** WORK TO DO **
Starting at the line that contains "Convert this document image to plain text.", retype each line to the end of the listing below. Include both ends, but not the pictures.
***** SUPPLIED MATERIAL
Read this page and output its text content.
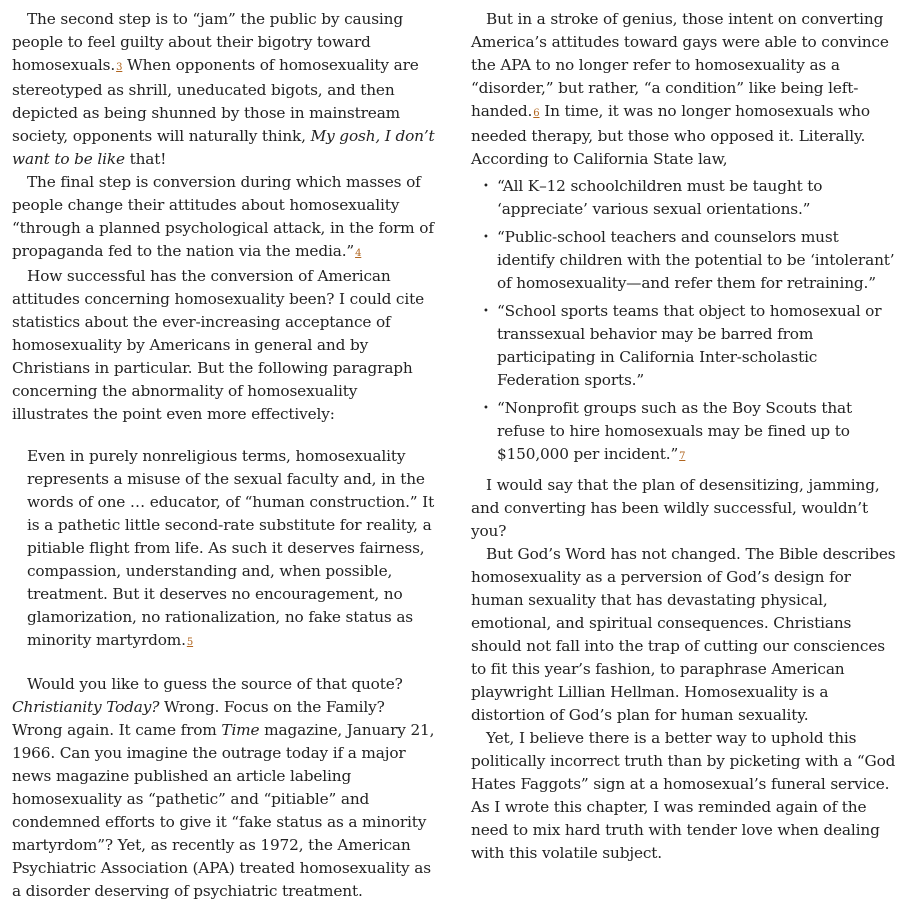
The second step is to “jam” the public by causing people to feel guilty about their bigotry toward homosexuals.3 When opponents of homosexuality are stereotyped as shrill, uneducated bigots, and then depicted as being shunned by those in mainstream society, opponents will naturally think, My gosh, I don’t want to be like that!

The final step is conversion during which masses of people change their attitudes about homosexuality “through a planned psychological attack, in the form of propaganda fed to the nation via the media.”4

How successful has the conversion of American attitudes concerning homosexuality been? I could cite statistics about the ever-increasing acceptance of homosexuality by Americans in general and by Christians in particular. But the following paragraph concerning the abnormality of homosexuality illustrates the point even more effectively:

Even in purely nonreligious terms, homosexuality represents a misuse of the sexual faculty and, in the words of one … educator, of “human construction.” It is a pathetic little second-rate substitute for reality, a pitiable flight from life. As such it deserves fairness, compassion, understanding and, when possible, treatment. But it deserves no encouragement, no glamorization, no rationalization, no fake status as minority martyrdom.5

Would you like to guess the source of that quote? Christianity Today? Wrong. Focus on the Family? Wrong again. It came from Time magazine, January 21, 1966. Can you imagine the outrage today if a major news magazine published an article labeling homosexuality as “pathetic” and “pitiable” and condemned efforts to give it “fake status as a minority martyrdom”? Yet, as recently as 1972, the American Psychiatric Association (APA) treated homosexuality as a disorder deserving of psychiatric treatment.

But in a stroke of genius, those intent on converting America’s attitudes toward gays were able to convince the APA to no longer refer to homosexuality as a “disorder,” but rather, “a condition” like being left-handed.6 In time, it was no longer homosexuals who needed therapy, but those who opposed it. Literally. According to California State law,

• “All K–12 schoolchildren must be taught to ‘appreciate’ various sexual orientations.”
• “Public-school teachers and counselors must identify children with the potential to be ‘intolerant’ of homosexuality—and refer them for retraining.”
• “School sports teams that object to homosexual or transsexual behavior may be barred from participating in California Inter-scholastic Federation sports.”
• “Nonprofit groups such as the Boy Scouts that refuse to hire homosexuals may be fined up to $150,000 per incident.”7

I would say that the plan of desensitizing, jamming, and converting has been wildly successful, wouldn’t you?

But God’s Word has not changed. The Bible describes homosexuality as a perversion of God’s design for human sexuality that has devastating physical, emotional, and spiritual consequences. Christians should not fall into the trap of cutting our consciences to fit this year’s fashion, to paraphrase American playwright Lillian Hellman. Homosexuality is a distortion of God’s plan for human sexuality.

Yet, I believe there is a better way to uphold this politically incorrect truth than by picketing with a “God Hates Faggots” sign at a homosexual’s funeral service. As I wrote this chapter, I was reminded again of the need to mix hard truth with tender love when dealing with this volatile subject.
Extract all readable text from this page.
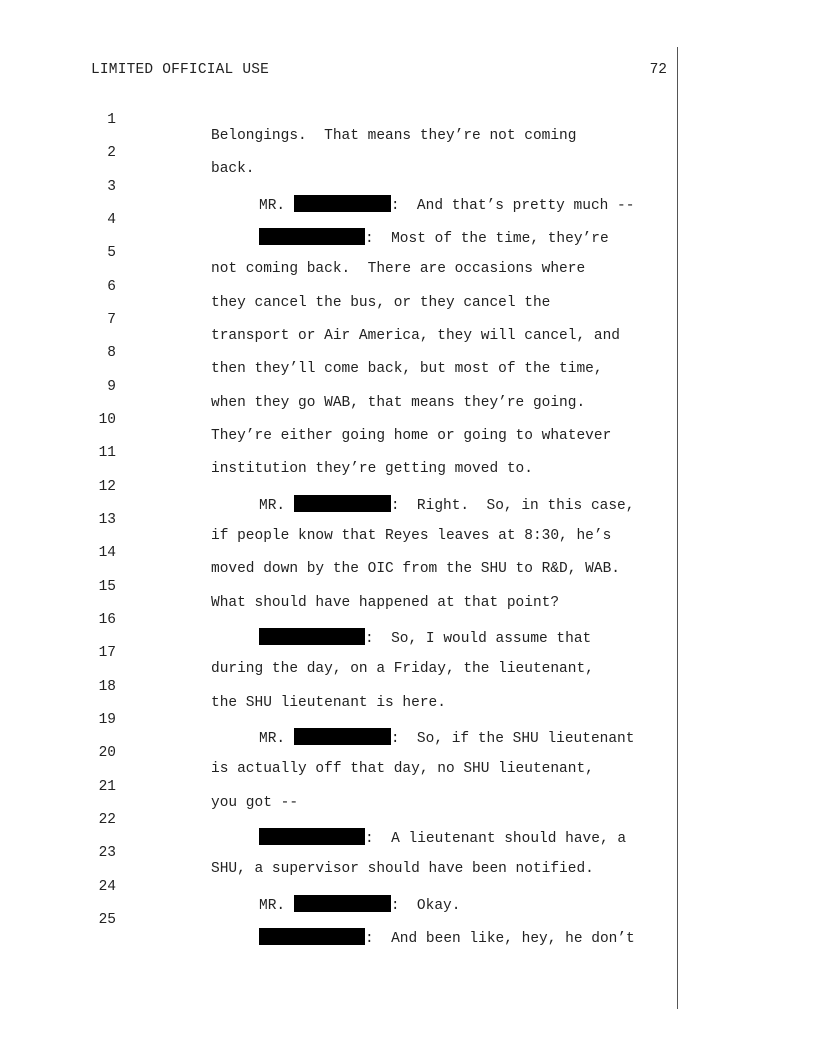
LIMITED OFFICIAL USE	72

1

Belongings.  That means they’re not coming

2

back.

3

MR.	:  And that’s pretty much --

4

:  Most of the time, they’re

5

not coming back.  There are occasions where

6

they cancel the bus, or they cancel the

7

transport or Air America, they will cancel, and

8

then they’ll come back, but most of the time,

9

when they go WAB, that means they’re going.

10

They’re either going home or going to whatever

11

institution they’re getting moved to.

12

MR.	:  Right.  So, in this case,

13

if people know that Reyes leaves at 8:30, he’s

14

moved down by the OIC from the SHU to R&D, WAB.

15

What should have happened at that point?

16

:  So, I would assume that

17

during the day, on a Friday, the lieutenant,

18

the SHU lieutenant is here.

19

MR.	:  So, if the SHU lieutenant

20

is actually off that day, no SHU lieutenant,

21

you got --

22

:  A lieutenant should have, a

23

SHU, a supervisor should have been notified.

24

MR.	:  Okay.

25

:  And been like, hey, he don’t
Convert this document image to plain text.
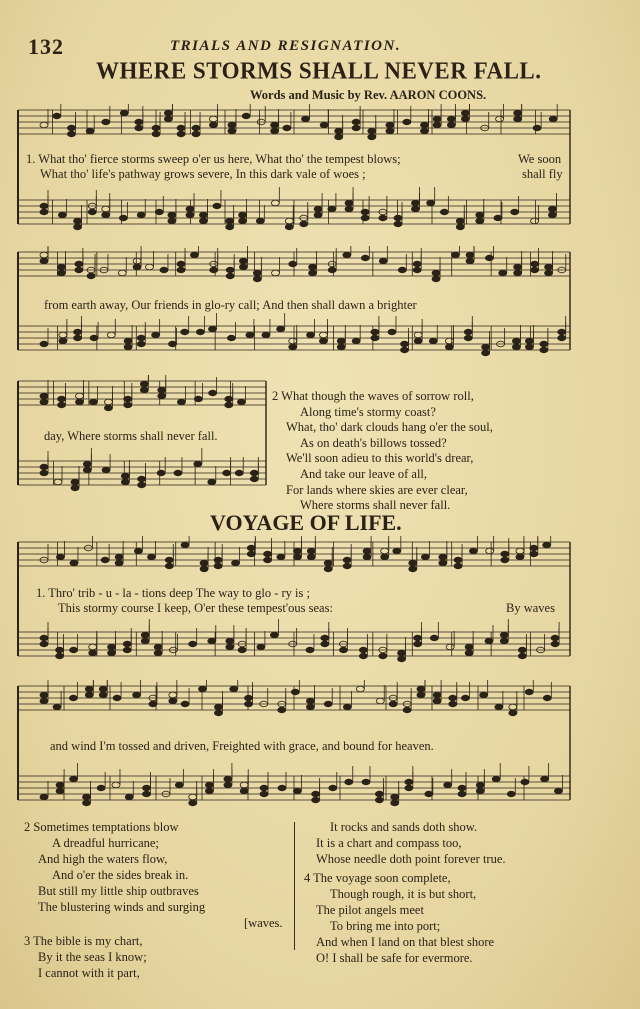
132	TRIALS AND RESIGNATION.
WHERE STORMS SHALL NEVER FALL.
Words and Music by Rev. AARON COONS.
1. What tho' fierce storms sweep o'er us here, What tho' the tempest blows;	We soon
What tho' life's pathway grows severe, In this dark vale of woes ;	shall fly
from earth away, Our friends in glo-ry call; And then shall dawn a brighter
day, Where storms shall never fall.
2 What though the waves of sorrow roll,
Along time's stormy coast?
What, tho' dark clouds hang o'er the soul,
As on death's billows tossed?
We'll soon adieu to this world's drear,
And take our leave of all,
For lands where skies are ever clear,
Where storms shall never fall.
VOYAGE OF LIFE.
1. Thro' trib - u - la - tions deep The way to glo - ry is ;
This stormy course I keep, O'er these tempest'ous seas:	By waves
and wind I'm tossed and driven, Freighted with grace, and bound for heaven.
2 Sometimes temptations blow
A dreadful hurricane;
And high the waters flow,
And o'er the sides break in.
But still my little ship outbraves
The blustering winds and surging
[waves.
3 The bible is my chart,
By it the seas I know;
I cannot with it part,
It rocks and sands doth show.
It is a chart and compass too,
Whose needle doth point forever true.
4 The voyage soon complete,
Though rough, it is but short,
The pilot angels meet
To bring me into port;
And when I land on that blest shore
O! I shall be safe for evermore.
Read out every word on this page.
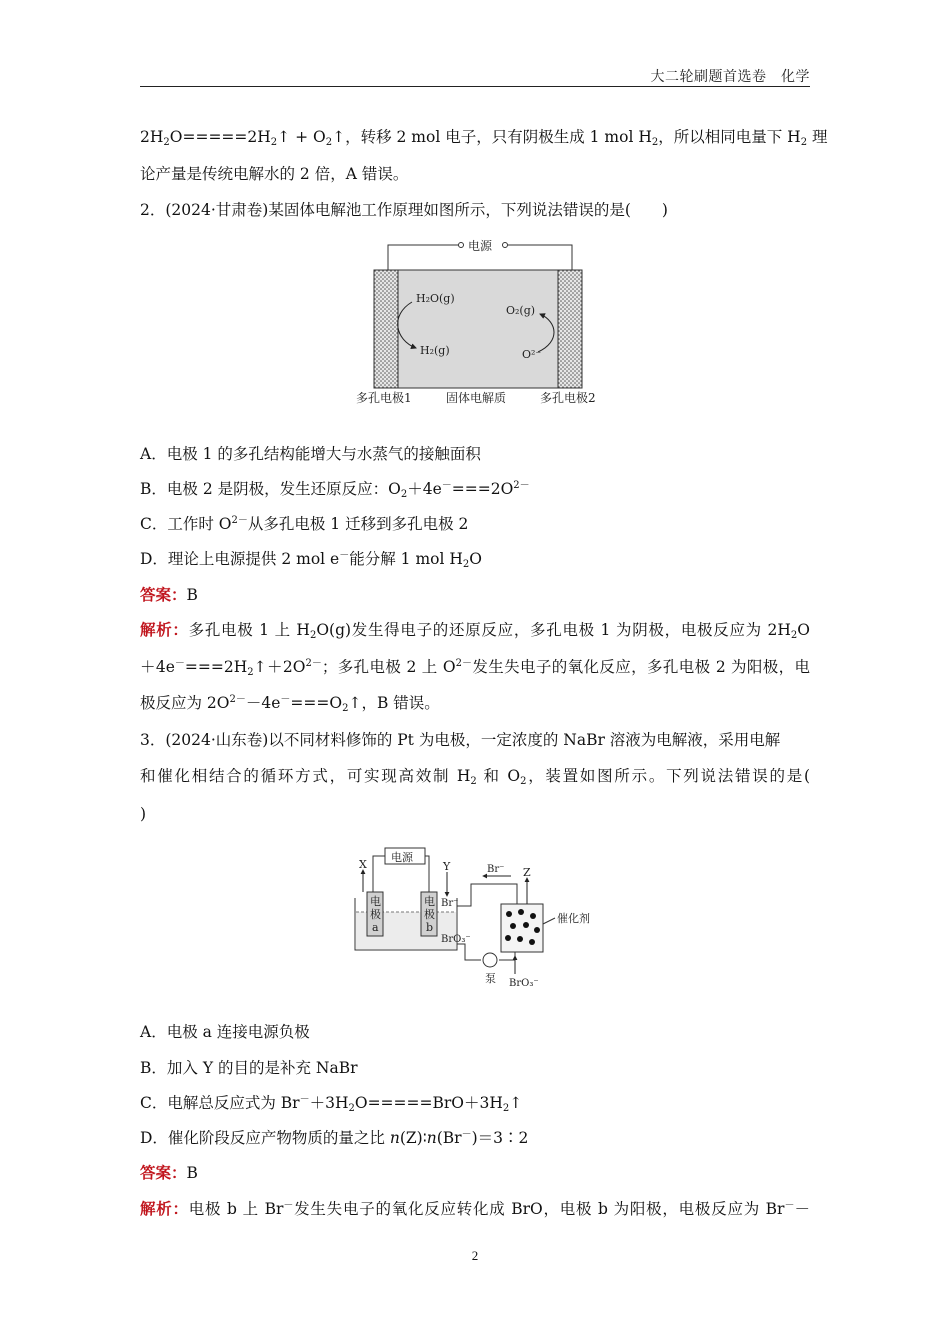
大二轮刷题首选卷　化学
$2H_2O=====2H_2↑$ + $O_2↑$，转移 2 mol 电子，只有阴极生成 1 mol $H_2$，所以相同电量下 $H_2$ 理
论产量是传统电解水的 2 倍，A 错误。
2．(2024·甘肃卷)某固体电解池工作原理如图所示，下列说法错误的是(　　)
电源
H₂O(g)
H₂(g)
O₂(g)
O²⁻
多孔电极1	固体电解质	多孔电极2
A．电极 1 的多孔结构能增大与水蒸气的接触面积
B．电极 2 是阴极，发生还原反应：$O_2+4e^-===2O^{2-}$
C．工作时 $O^{2-}$从多孔电极 1 迁移到多孔电极 2
D．理论上电源提供 2 mol e－能分解 1 mol $H_2O$
答案：B
解析：多孔电极 1 上 $H_2O(g)$发生得电子的还原反应，多孔电极 1 为阴极，电极反应为 $2H_2O$
$+4e^-===2H_2↑+2O^{2-}$；多孔电极 2 上 $O^{2-}$发生失电子的氧化反应，多孔电极 2 为阳极，电
极反应为 $2O^{2-}-4e^-===O_2↑$，B 错误。
3．(2024·山东卷)以不同材料修饰的 Pt 为电极，一定浓度的 NaBr 溶液为电解液，采用电解
和催化相结合的循环方式，可实现高效制 $H_2$ 和 $O_2$，装置如图所示。下列说法错误的是(
)
电源
电
极
a
电
极
b
X	Y
Br⁻
BrO₃⁻
Br⁻
催化剂
Z
泵 BrO₃⁻
A．电极 a 连接电源负极
B．加入 Y 的目的是补充 NaBr
C．电解总反应式为 $Br^-+3H_2O=====BrO+3H_2↑$
D．催化阶段反应产物物质的量之比 n(Z)∶n(Br－)＝3∶2
答案：B
解析：电极 b 上 Br－发生失电子的氧化反应转化成 BrO，电极 b 为阳极，电极反应为 Br－－
2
**********
** SOLUTION FOR THIS TASK **
Convert this document image to plain text.
132	TRIALS AND RESIGNATION.
WHERE STORMS SHALL NEVER FALL.
Words and Music by Rev. AARON COONS.
1. What tho' fierce storms sweep o'er us here, What tho' the tempest blows;	We soon
What tho' life's pathway grows severe, In this dark vale of woes ;	shall fly
from earth away, Our friends in glo-ry call; And then shall dawn a brighter
day, Where storms shall never fall.
2 What though the waves of sorrow roll,
Along time's stormy coast?
What, tho' dark clouds hang o'er the soul,
As on death's billows tossed?
We'll soon adieu to this world's drear,
And take our leave of all,
For lands where skies are ever clear,
Where storms shall never fall.
VOYAGE OF LIFE.
1. Thro' trib - u - la - tions deep The way to glo - ry is ;
This stormy course I keep, O'er these tempest'ous seas:	By waves
and wind I'm tossed and driven, Freighted with grace, and bound for heaven.
2 Sometimes temptations blow
A dreadful hurricane;
And high the waters flow,
And o'er the sides break in.
But still my little ship outbraves
The blustering winds and surging
[waves.
3 The bible is my chart,
By it the seas I know;
I cannot with it part,
It rocks and sands doth show.
It is a chart and compass too,
Whose needle doth point forever true.
4 The voyage soon complete,
Though rough, it is but short,
The pilot angels meet
To bring me into port;
And when I land on that blest shore
O! I shall be safe for evermore.
Read out every word on this page.
大二轮刷题首选卷　化学
$2H_2O=====2H_2↑$ + $O_2↑$，转移 2 mol 电子，只有阴极生成 1 mol $H_2$，所以相同电量下 $H_2$ 理
论产量是传统电解水的 2 倍，A 错误。
2．(2024·甘肃卷)某固体电解池工作原理如图所示，下列说法错误的是(　　)
电源
H₂O(g)
H₂(g)
O₂(g)
O²⁻
多孔电极1	固体电解质	多孔电极2
A．电极 1 的多孔结构能增大与水蒸气的接触面积
B．电极 2 是阴极，发生还原反应：$O_2+4e^-===2O^{2-}$
C．工作时 $O^{2-}$从多孔电极 1 迁移到多孔电极 2
D．理论上电源提供 2 mol e－能分解 1 mol $H_2O$
答案：B
解析：多孔电极 1 上 $H_2O(g)$发生得电子的还原反应，多孔电极 1 为阴极，电极反应为 $2H_2O$
$+4e^-===2H_2↑+2O^{2-}$；多孔电极 2 上 $O^{2-}$发生失电子的氧化反应，多孔电极 2 为阳极，电
极反应为 $2O^{2-}-4e^-===O_2↑$，B 错误。
3．(2024·山东卷)以不同材料修饰的 Pt 为电极，一定浓度的 NaBr 溶液为电解液，采用电解
和催化相结合的循环方式，可实现高效制 $H_2$ 和 $O_2$，装置如图所示。下列说法错误的是(
)
电源
电
极
a
电
极
b
X	Y
Br⁻
BrO₃⁻
Br⁻
催化剂
Z
泵 BrO₃⁻
A．电极 a 连接电源负极
B．加入 Y 的目的是补充 NaBr
C．电解总反应式为 $Br^-+3H_2O=====BrO+3H_2↑$
D．催化阶段反应产物物质的量之比 n(Z)∶n(Br－)＝3∶2
答案：B
解析：电极 b 上 Br－发生失电子的氧化反应转化成 BrO，电极 b 为阳极，电极反应为 Br－－
2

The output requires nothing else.